Aim: Leaving out all images, write out the records that follow exactly.

Dataset excerpt
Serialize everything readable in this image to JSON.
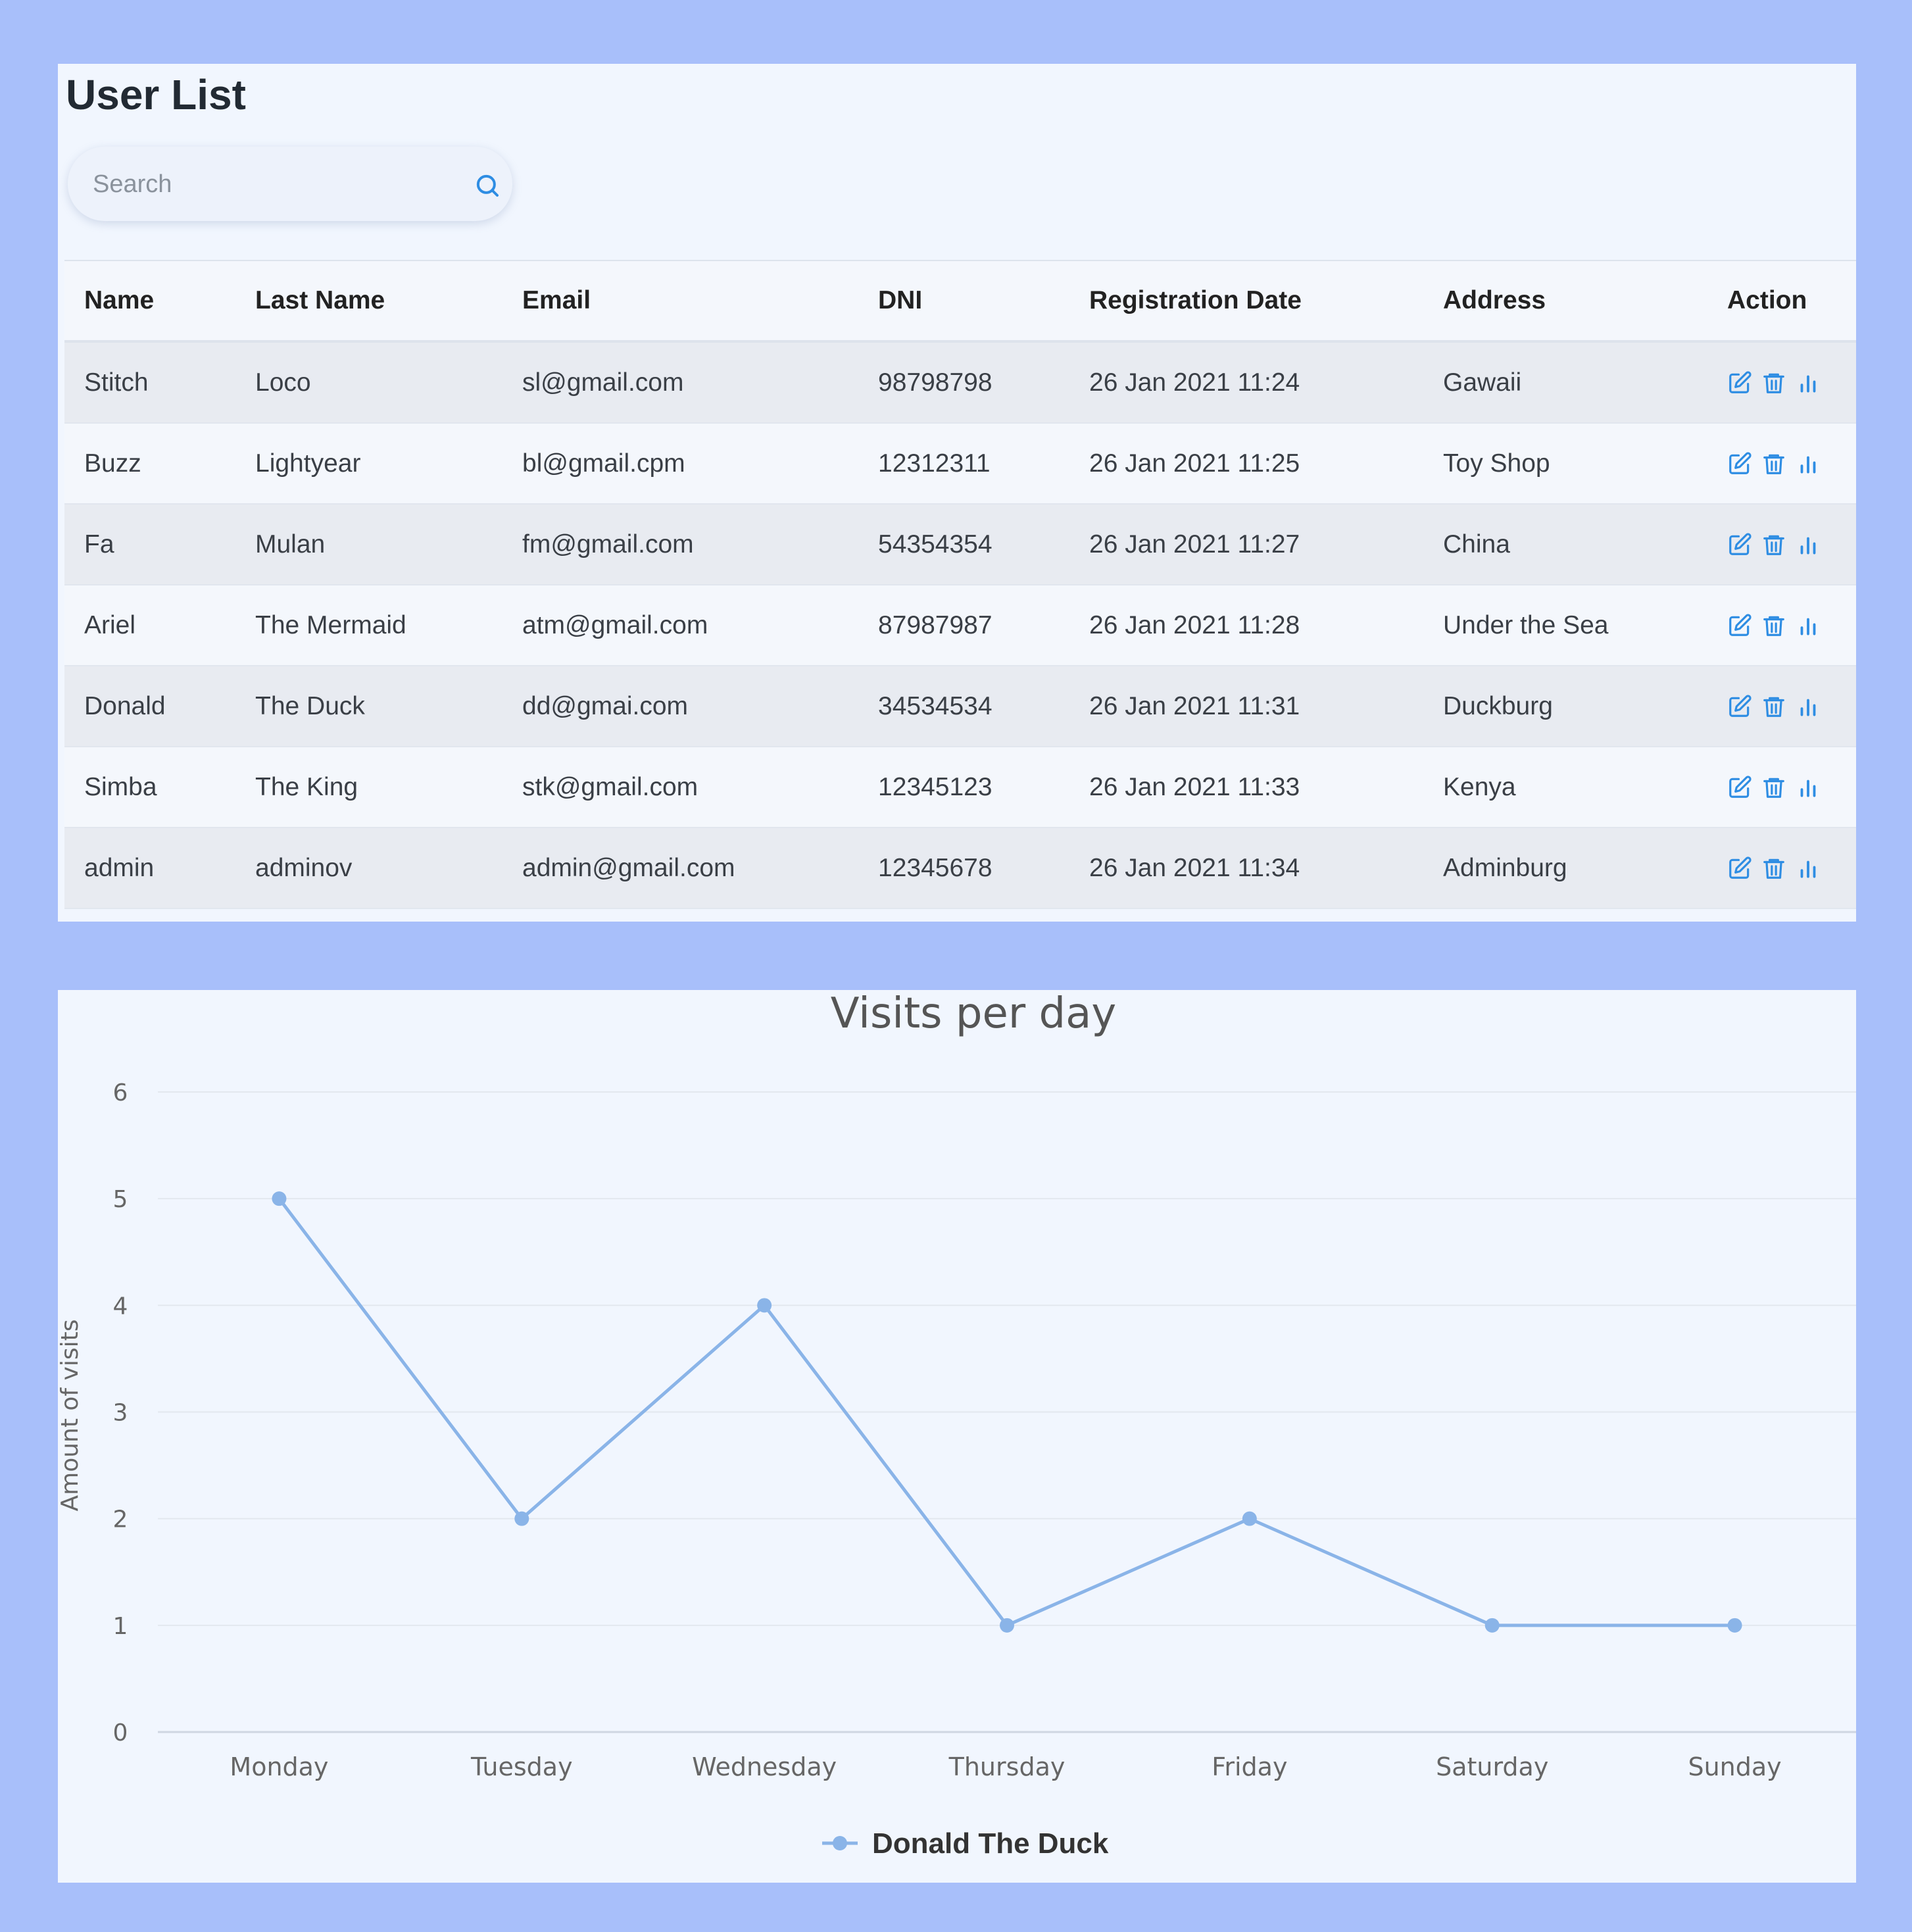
{
  "page": {
    "title": "User List"
  },
  "search": {
    "placeholder": "Search",
    "icon": "search-icon"
  },
  "table": {
    "headers": [
      "Name",
      "Last Name",
      "Email",
      "DNI",
      "Registration Date",
      "Address",
      "Action"
    ],
    "rows": [
      [
        "Stitch",
        "Loco",
        "sl@gmail.com",
        "98798798",
        "26 Jan 2021 11:24",
        "Gawaii"
      ],
      [
        "Buzz",
        "Lightyear",
        "bl@gmail.cpm",
        "12312311",
        "26 Jan 2021 11:25",
        "Toy Shop"
      ],
      [
        "Fa",
        "Mulan",
        "fm@gmail.com",
        "54354354",
        "26 Jan 2021 11:27",
        "China"
      ],
      [
        "Ariel",
        "The Mermaid",
        "atm@gmail.com",
        "87987987",
        "26 Jan 2021 11:28",
        "Under the Sea"
      ],
      [
        "Donald",
        "The Duck",
        "dd@gmai.com",
        "34534534",
        "26 Jan 2021 11:31",
        "Duckburg"
      ],
      [
        "Simba",
        "The King",
        "stk@gmail.com",
        "12345123",
        "26 Jan 2021 11:33",
        "Kenya"
      ],
      [
        "admin",
        "adminov",
        "admin@gmail.com",
        "12345678",
        "26 Jan 2021 11:34",
        "Adminburg"
      ]
    ],
    "action_icons": [
      "edit-icon",
      "trash-icon",
      "bar-chart-icon"
    ]
  },
  "colors": {
    "accent": "#2e8de3",
    "line": "#8ab4e8",
    "page_bg": "#a8bffa",
    "panel_bg": "#f1f6fe"
  },
  "chart_data": {
    "type": "line",
    "title": "Visits per day",
    "ylabel": "Amount of visits",
    "xlabel": "",
    "categories": [
      "Monday",
      "Tuesday",
      "Wednesday",
      "Thursday",
      "Friday",
      "Saturday",
      "Sunday"
    ],
    "series": [
      {
        "name": "Donald The Duck",
        "values": [
          5,
          2,
          4,
          1,
          2,
          1,
          1
        ]
      }
    ],
    "ylim": [
      0,
      6
    ],
    "yticks": [
      "0",
      "1",
      "2",
      "3",
      "4",
      "5",
      "6"
    ],
    "grid": true,
    "legend": "bottom-center"
  }
}
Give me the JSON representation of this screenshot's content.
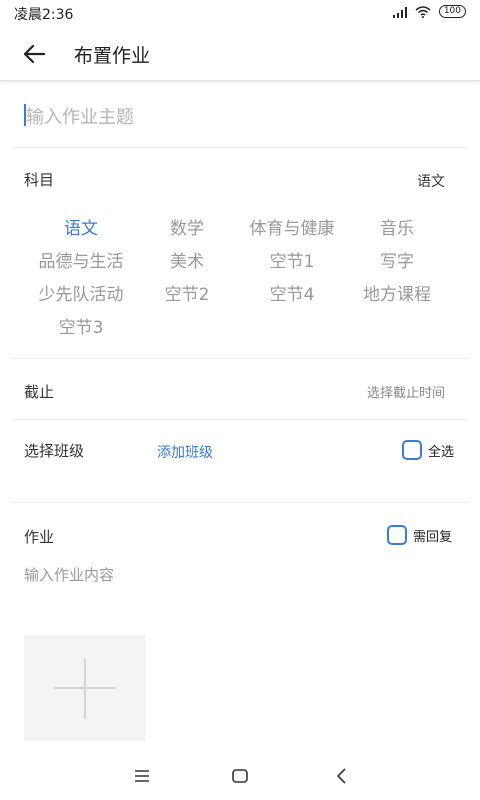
{
  "status_bar": {
    "time": "凌晨2:36",
    "battery": "100"
  },
  "header": {
    "title": "布置作业"
  },
  "topic": {
    "placeholder": "输入作业主题"
  },
  "subject_section": {
    "label": "科目",
    "selected": "语文",
    "options": [
      "语文",
      "数学",
      "体育与健康",
      "音乐",
      "品德与生活",
      "美术",
      "空节1",
      "写字",
      "少先队活动",
      "空节2",
      "空节4",
      "地方课程",
      "空节3"
    ]
  },
  "deadline": {
    "label": "截止",
    "hint": "选择截止时间"
  },
  "class_section": {
    "label": "选择班级",
    "add_link": "添加班级",
    "select_all": "全选"
  },
  "homework": {
    "label": "作业",
    "need_reply": "需回复",
    "content_placeholder": "输入作业内容"
  },
  "colors": {
    "accent": "#3b7bd8",
    "inactive": "#999999",
    "divider": "#ececec"
  }
}
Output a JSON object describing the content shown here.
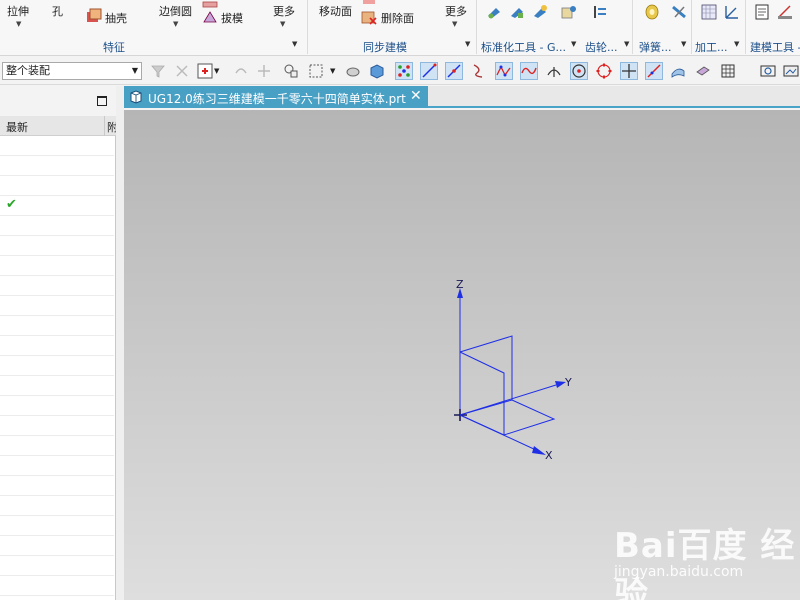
{
  "ribbon": {
    "extrude": "拉伸",
    "hole": "孔",
    "shell": "抽壳",
    "edge_blend": "边倒圆",
    "draft": "拔模",
    "more1": "更多",
    "group_feature": "特征",
    "move_face": "移动面",
    "delete_face": "删除面",
    "more2": "更多",
    "group_sync": "同步建模",
    "group_standard": "标准化工具 - G...",
    "group_gear": "齿轮...",
    "group_spring": "弹簧...",
    "group_machining": "加工...",
    "group_modeling_tools": "建模工具 -"
  },
  "toolbar": {
    "assembly_filter": "整个装配"
  },
  "navigator": {
    "col_latest": "最新",
    "col_second": "附",
    "row_count": 23,
    "checked_row": 3
  },
  "document": {
    "tab_title": "UG12.0练习三维建模一千零六十四简单实体.prt",
    "close": "✕"
  },
  "viewport": {
    "axis_x": "X",
    "axis_y": "Y",
    "axis_z": "Z",
    "wire_color": "#1f2fe6"
  },
  "watermark": {
    "logo": "Bai百度 经验",
    "site": "jingyan.baidu.com"
  },
  "colors": {
    "tab_accent": "#49a0c5",
    "check_green": "#2aa52a"
  }
}
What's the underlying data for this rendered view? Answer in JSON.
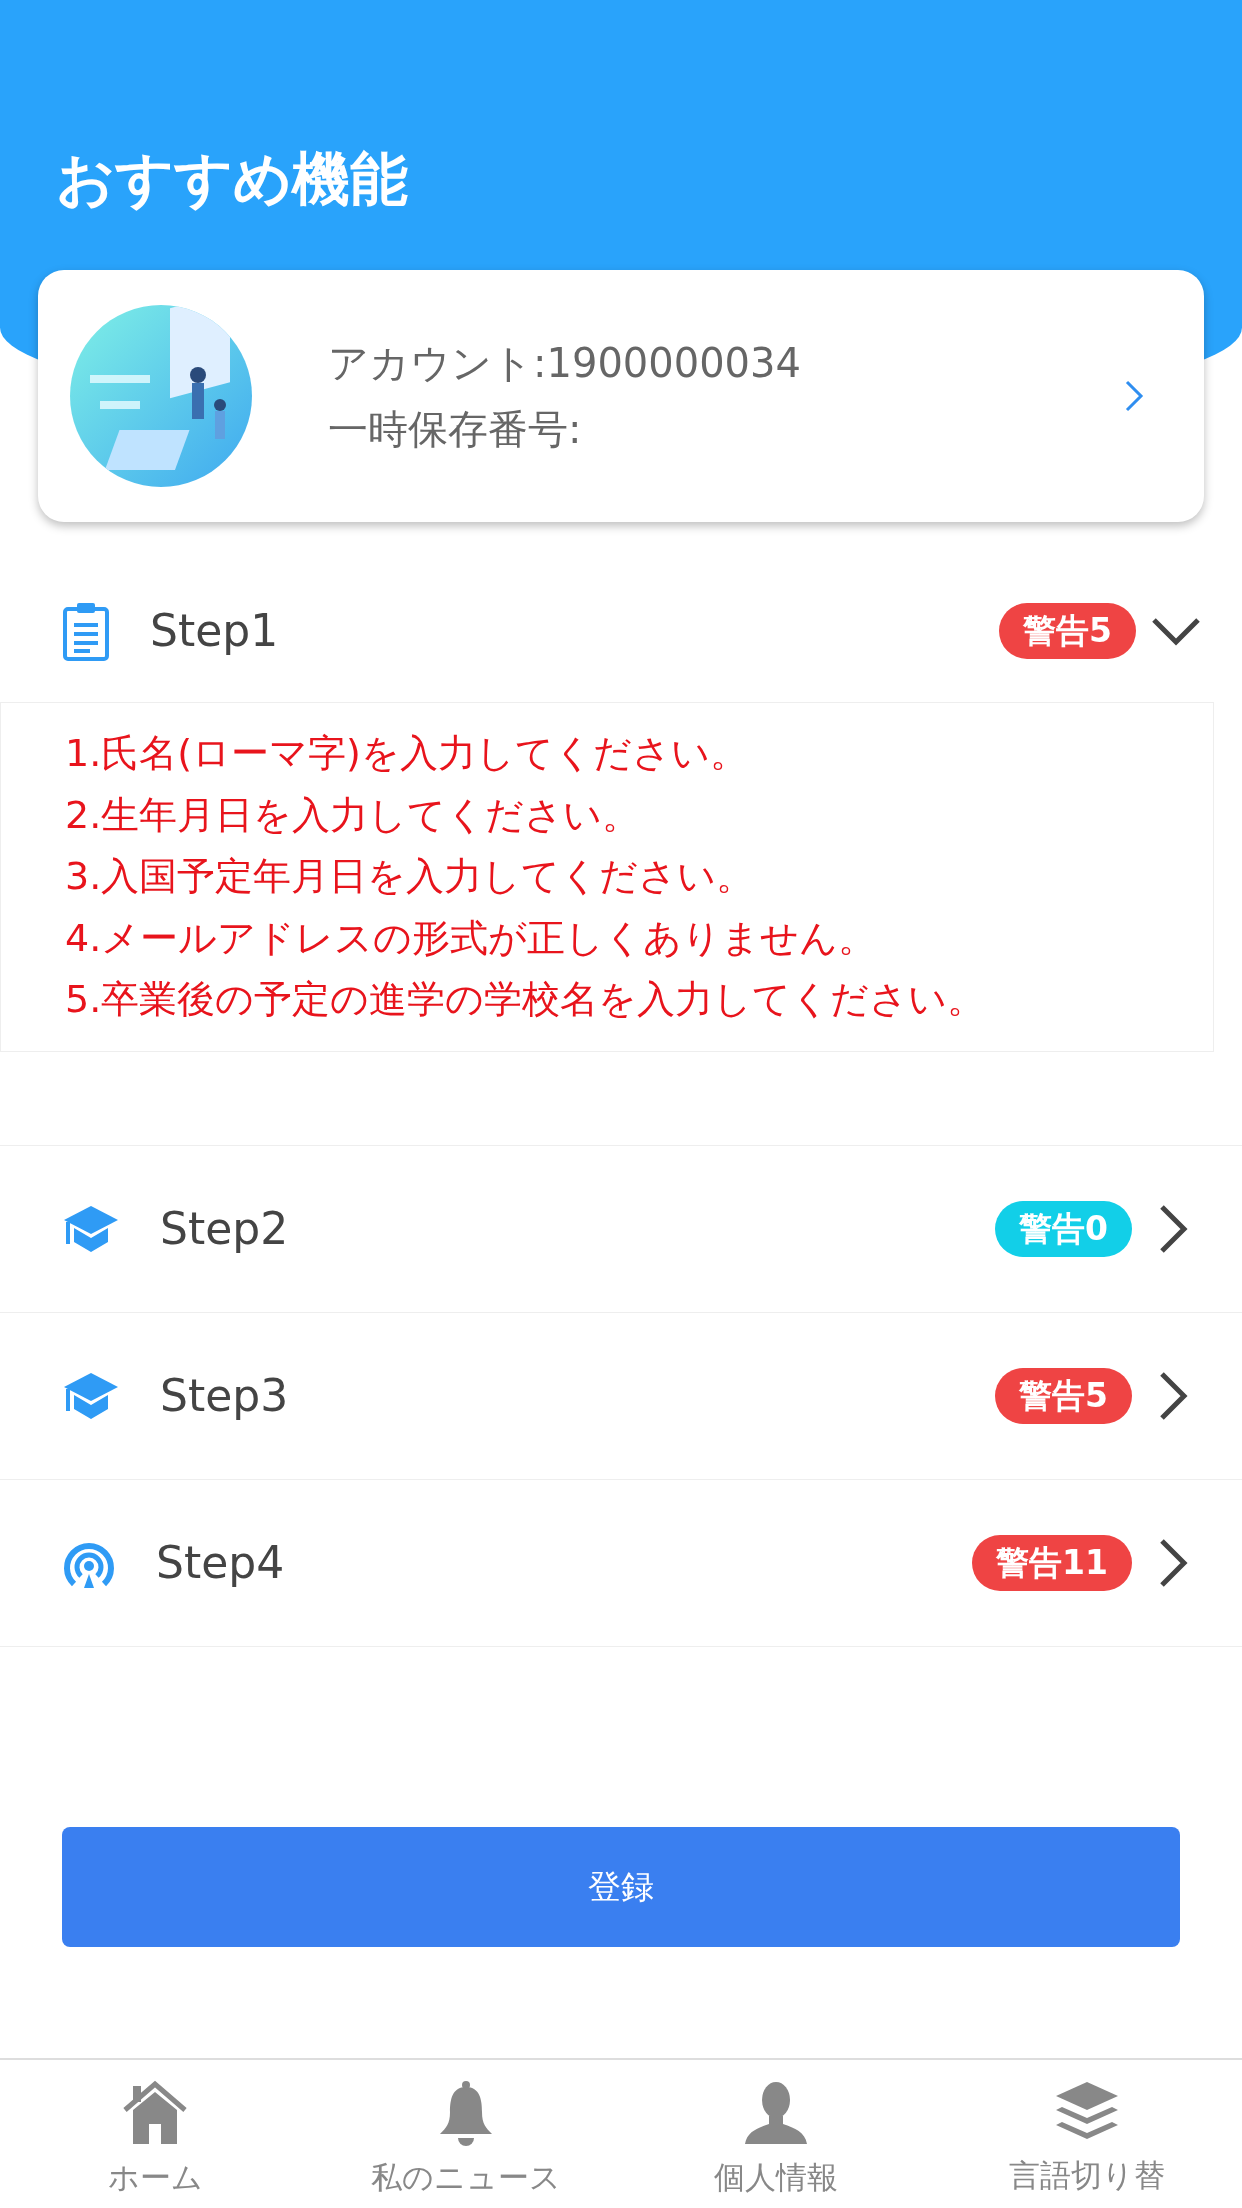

Exercise output:
Serialize everything readable in this image to JSON.
{
  "page": {
    "title": "User List"
  },
  "search": {
    "placeholder": "Search",
    "icon": "search-icon"
  },
  "table": {
    "headers": [
      "Name",
      "Last Name",
      "Email",
      "DNI",
      "Registration Date",
      "Address",
      "Action"
    ],
    "rows": [
      [
        "Stitch",
        "Loco",
        "sl@gmail.com",
        "98798798",
        "26 Jan 2021 11:24",
        "Gawaii"
      ],
      [
        "Buzz",
        "Lightyear",
        "bl@gmail.cpm",
        "12312311",
        "26 Jan 2021 11:25",
        "Toy Shop"
      ],
      [
        "Fa",
        "Mulan",
        "fm@gmail.com",
        "54354354",
        "26 Jan 2021 11:27",
        "China"
      ],
      [
        "Ariel",
        "The Mermaid",
        "atm@gmail.com",
        "87987987",
        "26 Jan 2021 11:28",
        "Under the Sea"
      ],
      [
        "Donald",
        "The Duck",
        "dd@gmai.com",
        "34534534",
        "26 Jan 2021 11:31",
        "Duckburg"
      ],
      [
        "Simba",
        "The King",
        "stk@gmail.com",
        "12345123",
        "26 Jan 2021 11:33",
        "Kenya"
      ],
      [
        "admin",
        "adminov",
        "admin@gmail.com",
        "12345678",
        "26 Jan 2021 11:34",
        "Adminburg"
      ]
    ],
    "action_icons": [
      "edit-icon",
      "trash-icon",
      "bar-chart-icon"
    ]
  },
  "colors": {
    "accent": "#2e8de3",
    "line": "#8ab4e8",
    "page_bg": "#a8bffa",
    "panel_bg": "#f1f6fe"
  },
  "chart_data": {
    "type": "line",
    "title": "Visits per day",
    "ylabel": "Amount of visits",
    "xlabel": "",
    "categories": [
      "Monday",
      "Tuesday",
      "Wednesday",
      "Thursday",
      "Friday",
      "Saturday",
      "Sunday"
    ],
    "series": [
      {
        "name": "Donald The Duck",
        "values": [
          5,
          2,
          4,
          1,
          2,
          1,
          1
        ]
      }
    ],
    "ylim": [
      0,
      6
    ],
    "yticks": [
      "0",
      "1",
      "2",
      "3",
      "4",
      "5",
      "6"
    ],
    "grid": true,
    "legend": "bottom-center"
  }
}
Give me the JSON representation of this screenshot's content.
{
  "status_bar": {
    "time": "凌晨2:36",
    "battery": "100"
  },
  "header": {
    "title": "布置作业"
  },
  "topic": {
    "placeholder": "输入作业主题"
  },
  "subject_section": {
    "label": "科目",
    "selected": "语文",
    "options": [
      "语文",
      "数学",
      "体育与健康",
      "音乐",
      "品德与生活",
      "美术",
      "空节1",
      "写字",
      "少先队活动",
      "空节2",
      "空节4",
      "地方课程",
      "空节3"
    ]
  },
  "deadline": {
    "label": "截止",
    "hint": "选择截止时间"
  },
  "class_section": {
    "label": "选择班级",
    "add_link": "添加班级",
    "select_all": "全选"
  },
  "homework": {
    "label": "作业",
    "need_reply": "需回复",
    "content_placeholder": "输入作业内容"
  },
  "colors": {
    "accent": "#3b7bd8",
    "inactive": "#999999",
    "divider": "#ececec"
  }
}
Output a JSON object describing the content shown here.
{
  "ribbon": {
    "extrude": "拉伸",
    "hole": "孔",
    "shell": "抽壳",
    "edge_blend": "边倒圆",
    "draft": "拔模",
    "more1": "更多",
    "group_feature": "特征",
    "move_face": "移动面",
    "delete_face": "删除面",
    "more2": "更多",
    "group_sync": "同步建模",
    "group_standard": "标准化工具 - G...",
    "group_gear": "齿轮...",
    "group_spring": "弹簧...",
    "group_machining": "加工...",
    "group_modeling_tools": "建模工具 -"
  },
  "toolbar": {
    "assembly_filter": "整个装配"
  },
  "navigator": {
    "col_latest": "最新",
    "col_second": "附",
    "row_count": 23,
    "checked_row": 3
  },
  "document": {
    "tab_title": "UG12.0练习三维建模一千零六十四简单实体.prt",
    "close": "✕"
  },
  "viewport": {
    "axis_x": "X",
    "axis_y": "Y",
    "axis_z": "Z",
    "wire_color": "#1f2fe6"
  },
  "watermark": {
    "logo": "Bai百度 经验",
    "site": "jingyan.baidu.com"
  },
  "colors": {
    "tab_accent": "#49a0c5",
    "check_green": "#2aa52a"
  }
}
What's the underlying data for this rendered view? Answer in JSON.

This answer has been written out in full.